[START Task input]

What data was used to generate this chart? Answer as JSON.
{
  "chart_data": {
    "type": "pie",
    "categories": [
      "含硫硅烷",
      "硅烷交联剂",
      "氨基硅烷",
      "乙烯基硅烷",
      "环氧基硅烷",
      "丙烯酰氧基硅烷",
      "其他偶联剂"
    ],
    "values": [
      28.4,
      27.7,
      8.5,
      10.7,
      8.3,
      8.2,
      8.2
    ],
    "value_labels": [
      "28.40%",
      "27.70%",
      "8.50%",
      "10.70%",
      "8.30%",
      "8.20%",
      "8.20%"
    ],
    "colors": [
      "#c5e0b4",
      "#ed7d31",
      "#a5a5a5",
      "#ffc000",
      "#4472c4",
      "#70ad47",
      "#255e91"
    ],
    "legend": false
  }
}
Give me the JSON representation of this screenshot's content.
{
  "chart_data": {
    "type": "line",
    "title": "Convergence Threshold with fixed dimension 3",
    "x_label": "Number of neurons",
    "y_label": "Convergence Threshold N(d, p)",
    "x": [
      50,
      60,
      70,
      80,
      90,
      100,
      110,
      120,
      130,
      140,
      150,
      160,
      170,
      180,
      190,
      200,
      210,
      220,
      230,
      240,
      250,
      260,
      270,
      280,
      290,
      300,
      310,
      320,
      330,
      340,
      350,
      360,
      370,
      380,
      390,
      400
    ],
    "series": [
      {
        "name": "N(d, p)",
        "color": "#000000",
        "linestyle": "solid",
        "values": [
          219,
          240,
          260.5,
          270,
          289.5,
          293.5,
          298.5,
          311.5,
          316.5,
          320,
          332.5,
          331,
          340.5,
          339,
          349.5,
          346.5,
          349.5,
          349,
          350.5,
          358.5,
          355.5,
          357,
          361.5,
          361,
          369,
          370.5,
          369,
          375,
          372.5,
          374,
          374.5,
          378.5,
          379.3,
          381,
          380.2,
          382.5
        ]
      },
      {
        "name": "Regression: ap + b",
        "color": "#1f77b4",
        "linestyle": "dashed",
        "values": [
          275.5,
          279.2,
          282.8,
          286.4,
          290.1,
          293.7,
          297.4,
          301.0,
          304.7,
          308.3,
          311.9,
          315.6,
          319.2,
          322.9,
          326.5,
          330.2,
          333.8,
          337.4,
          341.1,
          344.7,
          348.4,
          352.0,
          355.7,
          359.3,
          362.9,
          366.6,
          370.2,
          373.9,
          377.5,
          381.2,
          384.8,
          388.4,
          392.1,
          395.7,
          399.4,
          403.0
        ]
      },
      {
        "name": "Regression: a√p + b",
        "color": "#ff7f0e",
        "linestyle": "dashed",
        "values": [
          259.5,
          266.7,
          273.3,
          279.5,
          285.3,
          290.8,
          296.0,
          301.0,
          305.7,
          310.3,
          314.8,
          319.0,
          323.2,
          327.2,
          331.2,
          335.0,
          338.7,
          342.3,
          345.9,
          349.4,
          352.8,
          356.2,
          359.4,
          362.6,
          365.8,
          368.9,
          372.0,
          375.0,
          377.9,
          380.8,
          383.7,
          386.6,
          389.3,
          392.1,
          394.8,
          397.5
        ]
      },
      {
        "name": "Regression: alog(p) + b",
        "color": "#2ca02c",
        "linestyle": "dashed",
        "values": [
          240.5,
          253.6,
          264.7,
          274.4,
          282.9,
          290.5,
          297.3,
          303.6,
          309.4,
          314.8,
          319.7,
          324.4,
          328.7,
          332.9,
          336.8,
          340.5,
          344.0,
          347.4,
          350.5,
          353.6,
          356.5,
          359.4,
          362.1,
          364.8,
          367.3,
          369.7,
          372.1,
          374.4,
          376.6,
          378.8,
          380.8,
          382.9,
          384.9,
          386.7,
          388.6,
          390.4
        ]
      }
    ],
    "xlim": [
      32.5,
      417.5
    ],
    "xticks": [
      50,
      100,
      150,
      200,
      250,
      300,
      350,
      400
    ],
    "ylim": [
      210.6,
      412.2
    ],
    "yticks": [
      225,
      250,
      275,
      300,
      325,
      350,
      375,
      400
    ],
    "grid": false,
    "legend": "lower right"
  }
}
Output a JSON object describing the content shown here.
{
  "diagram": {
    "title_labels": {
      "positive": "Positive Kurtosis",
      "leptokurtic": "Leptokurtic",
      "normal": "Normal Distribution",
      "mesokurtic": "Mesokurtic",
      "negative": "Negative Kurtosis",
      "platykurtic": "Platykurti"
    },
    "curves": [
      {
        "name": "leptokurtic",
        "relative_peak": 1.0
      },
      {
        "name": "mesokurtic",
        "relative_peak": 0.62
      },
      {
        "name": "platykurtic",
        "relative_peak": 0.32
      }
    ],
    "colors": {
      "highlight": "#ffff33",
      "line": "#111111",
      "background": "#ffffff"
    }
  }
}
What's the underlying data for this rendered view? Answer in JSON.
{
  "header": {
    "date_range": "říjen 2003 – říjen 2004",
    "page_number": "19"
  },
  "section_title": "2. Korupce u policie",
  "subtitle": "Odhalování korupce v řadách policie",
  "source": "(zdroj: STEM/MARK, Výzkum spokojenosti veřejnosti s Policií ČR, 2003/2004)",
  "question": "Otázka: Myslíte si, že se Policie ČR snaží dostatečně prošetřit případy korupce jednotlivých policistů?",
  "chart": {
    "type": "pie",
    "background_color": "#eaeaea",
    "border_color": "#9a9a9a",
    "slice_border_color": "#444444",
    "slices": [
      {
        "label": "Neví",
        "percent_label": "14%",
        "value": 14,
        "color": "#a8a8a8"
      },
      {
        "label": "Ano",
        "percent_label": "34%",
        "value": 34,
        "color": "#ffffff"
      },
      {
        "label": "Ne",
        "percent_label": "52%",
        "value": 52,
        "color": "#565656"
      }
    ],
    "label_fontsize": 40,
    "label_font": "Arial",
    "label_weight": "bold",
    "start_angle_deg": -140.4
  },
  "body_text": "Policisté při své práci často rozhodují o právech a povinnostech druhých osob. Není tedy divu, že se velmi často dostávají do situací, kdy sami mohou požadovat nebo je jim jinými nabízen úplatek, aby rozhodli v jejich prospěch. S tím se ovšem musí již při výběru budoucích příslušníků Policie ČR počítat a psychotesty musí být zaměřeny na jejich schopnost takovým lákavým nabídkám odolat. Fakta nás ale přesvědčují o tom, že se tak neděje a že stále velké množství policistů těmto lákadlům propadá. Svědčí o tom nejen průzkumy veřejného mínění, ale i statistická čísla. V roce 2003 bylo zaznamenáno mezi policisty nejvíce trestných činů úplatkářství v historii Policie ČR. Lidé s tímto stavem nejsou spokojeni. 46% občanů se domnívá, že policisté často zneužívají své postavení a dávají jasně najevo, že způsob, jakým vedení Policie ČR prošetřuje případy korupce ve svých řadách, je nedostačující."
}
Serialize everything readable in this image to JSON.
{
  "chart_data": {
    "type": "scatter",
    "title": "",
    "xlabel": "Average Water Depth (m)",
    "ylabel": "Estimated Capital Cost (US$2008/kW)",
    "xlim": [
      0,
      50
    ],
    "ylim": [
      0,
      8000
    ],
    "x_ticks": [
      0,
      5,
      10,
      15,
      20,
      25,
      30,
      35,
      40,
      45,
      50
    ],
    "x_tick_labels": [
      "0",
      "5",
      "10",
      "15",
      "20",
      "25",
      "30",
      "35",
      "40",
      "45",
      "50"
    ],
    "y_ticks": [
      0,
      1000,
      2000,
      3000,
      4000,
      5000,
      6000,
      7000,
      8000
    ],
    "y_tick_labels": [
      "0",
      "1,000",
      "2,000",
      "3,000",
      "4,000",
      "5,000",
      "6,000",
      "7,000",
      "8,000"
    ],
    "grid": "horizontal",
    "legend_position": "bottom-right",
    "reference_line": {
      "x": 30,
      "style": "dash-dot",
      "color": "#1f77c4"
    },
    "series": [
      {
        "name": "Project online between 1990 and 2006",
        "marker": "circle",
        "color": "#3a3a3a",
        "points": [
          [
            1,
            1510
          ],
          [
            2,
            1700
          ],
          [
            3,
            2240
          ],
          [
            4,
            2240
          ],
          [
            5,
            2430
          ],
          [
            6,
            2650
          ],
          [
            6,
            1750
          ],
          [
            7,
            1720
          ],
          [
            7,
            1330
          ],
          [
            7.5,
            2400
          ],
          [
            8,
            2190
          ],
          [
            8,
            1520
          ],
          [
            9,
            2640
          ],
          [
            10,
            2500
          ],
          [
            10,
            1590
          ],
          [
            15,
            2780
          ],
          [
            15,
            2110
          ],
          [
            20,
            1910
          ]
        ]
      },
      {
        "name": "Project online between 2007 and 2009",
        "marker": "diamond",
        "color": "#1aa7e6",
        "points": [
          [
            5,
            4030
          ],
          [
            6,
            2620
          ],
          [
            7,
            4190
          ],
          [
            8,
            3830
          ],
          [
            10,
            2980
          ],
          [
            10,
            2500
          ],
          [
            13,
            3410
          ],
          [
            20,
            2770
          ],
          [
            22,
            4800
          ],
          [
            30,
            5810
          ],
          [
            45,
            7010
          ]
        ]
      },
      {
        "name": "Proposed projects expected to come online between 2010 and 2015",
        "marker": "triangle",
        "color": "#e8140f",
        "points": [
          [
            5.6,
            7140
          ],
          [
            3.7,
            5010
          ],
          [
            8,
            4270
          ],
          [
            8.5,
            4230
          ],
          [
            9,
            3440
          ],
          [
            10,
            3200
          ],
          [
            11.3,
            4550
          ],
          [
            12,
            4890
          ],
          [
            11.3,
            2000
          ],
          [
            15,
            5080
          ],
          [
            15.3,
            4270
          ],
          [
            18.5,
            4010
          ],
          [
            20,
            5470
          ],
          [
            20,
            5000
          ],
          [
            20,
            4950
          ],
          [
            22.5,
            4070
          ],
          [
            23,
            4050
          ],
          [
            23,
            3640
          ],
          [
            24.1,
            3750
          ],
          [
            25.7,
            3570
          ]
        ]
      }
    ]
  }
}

[END Task input]

> **Aim of the exercise**: Only the number is wanted: how many lines of the data contain the word "marker"?

> **Reply to the task**: 3